▶ What is needed: Your task is to output the entries below word for word.

▶ Material to process:

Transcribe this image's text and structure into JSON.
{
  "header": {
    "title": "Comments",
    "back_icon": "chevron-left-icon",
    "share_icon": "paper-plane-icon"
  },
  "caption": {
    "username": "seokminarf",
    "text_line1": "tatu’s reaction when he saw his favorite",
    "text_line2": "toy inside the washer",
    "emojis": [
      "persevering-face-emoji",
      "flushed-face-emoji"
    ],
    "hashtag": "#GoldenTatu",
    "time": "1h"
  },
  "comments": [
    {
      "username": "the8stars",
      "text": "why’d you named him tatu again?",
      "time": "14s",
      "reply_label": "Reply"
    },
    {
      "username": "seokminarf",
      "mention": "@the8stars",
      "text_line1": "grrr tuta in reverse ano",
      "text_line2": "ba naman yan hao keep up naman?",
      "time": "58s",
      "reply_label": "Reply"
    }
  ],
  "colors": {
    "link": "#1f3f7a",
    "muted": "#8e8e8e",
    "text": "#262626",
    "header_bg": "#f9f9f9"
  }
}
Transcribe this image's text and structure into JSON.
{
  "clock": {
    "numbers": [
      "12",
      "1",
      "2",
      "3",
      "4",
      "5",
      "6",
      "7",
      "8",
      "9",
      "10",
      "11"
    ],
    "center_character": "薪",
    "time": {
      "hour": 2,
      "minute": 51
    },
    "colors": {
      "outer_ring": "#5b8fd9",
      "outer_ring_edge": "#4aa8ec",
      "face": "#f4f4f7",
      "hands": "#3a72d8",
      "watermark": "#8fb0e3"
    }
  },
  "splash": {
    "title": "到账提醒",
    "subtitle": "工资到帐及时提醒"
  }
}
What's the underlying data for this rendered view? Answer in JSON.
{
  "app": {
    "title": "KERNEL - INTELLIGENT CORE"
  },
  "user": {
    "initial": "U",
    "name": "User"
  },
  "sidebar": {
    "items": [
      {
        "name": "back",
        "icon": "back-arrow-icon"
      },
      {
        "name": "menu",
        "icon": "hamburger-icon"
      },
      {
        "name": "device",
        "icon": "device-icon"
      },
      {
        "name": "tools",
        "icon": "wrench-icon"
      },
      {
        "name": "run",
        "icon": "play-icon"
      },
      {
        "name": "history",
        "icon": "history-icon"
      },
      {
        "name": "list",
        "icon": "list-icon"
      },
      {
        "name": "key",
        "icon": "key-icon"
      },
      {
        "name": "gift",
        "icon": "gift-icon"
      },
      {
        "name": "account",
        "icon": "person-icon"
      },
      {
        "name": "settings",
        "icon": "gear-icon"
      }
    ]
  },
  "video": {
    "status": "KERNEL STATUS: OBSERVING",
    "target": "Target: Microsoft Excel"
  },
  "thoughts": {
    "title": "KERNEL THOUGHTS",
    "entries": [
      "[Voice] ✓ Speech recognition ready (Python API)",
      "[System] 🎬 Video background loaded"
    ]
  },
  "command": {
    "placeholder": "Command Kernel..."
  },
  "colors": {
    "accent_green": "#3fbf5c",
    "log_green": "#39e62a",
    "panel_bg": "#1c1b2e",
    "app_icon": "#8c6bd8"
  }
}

▶ Answer to this exercise:
Transcribe this image's text and structure into JSON.
{
  "header": {
    "title": "Comments",
    "back_icon": "chevron-left-icon",
    "share_icon": "paper-plane-icon"
  },
  "caption": {
    "username": "seokminarf",
    "text_line1": "tatu’s reaction when he saw his favorite",
    "text_line2": "toy inside the washer",
    "emojis": [
      "persevering-face-emoji",
      "flushed-face-emoji"
    ],
    "hashtag": "#GoldenTatu",
    "time": "1h"
  },
  "comments": [
    {
      "username": "the8stars",
      "text": "why’d you named him tatu again?",
      "time": "14s",
      "reply_label": "Reply"
    },
    {
      "username": "seokminarf",
      "mention": "@the8stars",
      "text_line1": "grrr tuta in reverse ano",
      "text_line2": "ba naman yan hao keep up naman?",
      "time": "58s",
      "reply_label": "Reply"
    }
  ],
  "colors": {
    "link": "#1f3f7a",
    "muted": "#8e8e8e",
    "text": "#262626",
    "header_bg": "#f9f9f9"
  }
}
Transcribe this image's text and structure into JSON.
{
  "clock": {
    "numbers": [
      "12",
      "1",
      "2",
      "3",
      "4",
      "5",
      "6",
      "7",
      "8",
      "9",
      "10",
      "11"
    ],
    "center_character": "薪",
    "time": {
      "hour": 2,
      "minute": 51
    },
    "colors": {
      "outer_ring": "#5b8fd9",
      "outer_ring_edge": "#4aa8ec",
      "face": "#f4f4f7",
      "hands": "#3a72d8",
      "watermark": "#8fb0e3"
    }
  },
  "splash": {
    "title": "到账提醒",
    "subtitle": "工资到帐及时提醒"
  }
}
What's the underlying data for this rendered view? Answer in JSON.
{
  "app": {
    "title": "KERNEL - INTELLIGENT CORE"
  },
  "user": {
    "initial": "U",
    "name": "User"
  },
  "sidebar": {
    "items": [
      {
        "name": "back",
        "icon": "back-arrow-icon"
      },
      {
        "name": "menu",
        "icon": "hamburger-icon"
      },
      {
        "name": "device",
        "icon": "device-icon"
      },
      {
        "name": "tools",
        "icon": "wrench-icon"
      },
      {
        "name": "run",
        "icon": "play-icon"
      },
      {
        "name": "history",
        "icon": "history-icon"
      },
      {
        "name": "list",
        "icon": "list-icon"
      },
      {
        "name": "key",
        "icon": "key-icon"
      },
      {
        "name": "gift",
        "icon": "gift-icon"
      },
      {
        "name": "account",
        "icon": "person-icon"
      },
      {
        "name": "settings",
        "icon": "gear-icon"
      }
    ]
  },
  "video": {
    "status": "KERNEL STATUS: OBSERVING",
    "target": "Target: Microsoft Excel"
  },
  "thoughts": {
    "title": "KERNEL THOUGHTS",
    "entries": [
      "[Voice] ✓ Speech recognition ready (Python API)",
      "[System] 🎬 Video background loaded"
    ]
  },
  "command": {
    "placeholder": "Command Kernel..."
  },
  "colors": {
    "accent_green": "#3fbf5c",
    "log_green": "#39e62a",
    "panel_bg": "#1c1b2e",
    "app_icon": "#8c6bd8"
  }
}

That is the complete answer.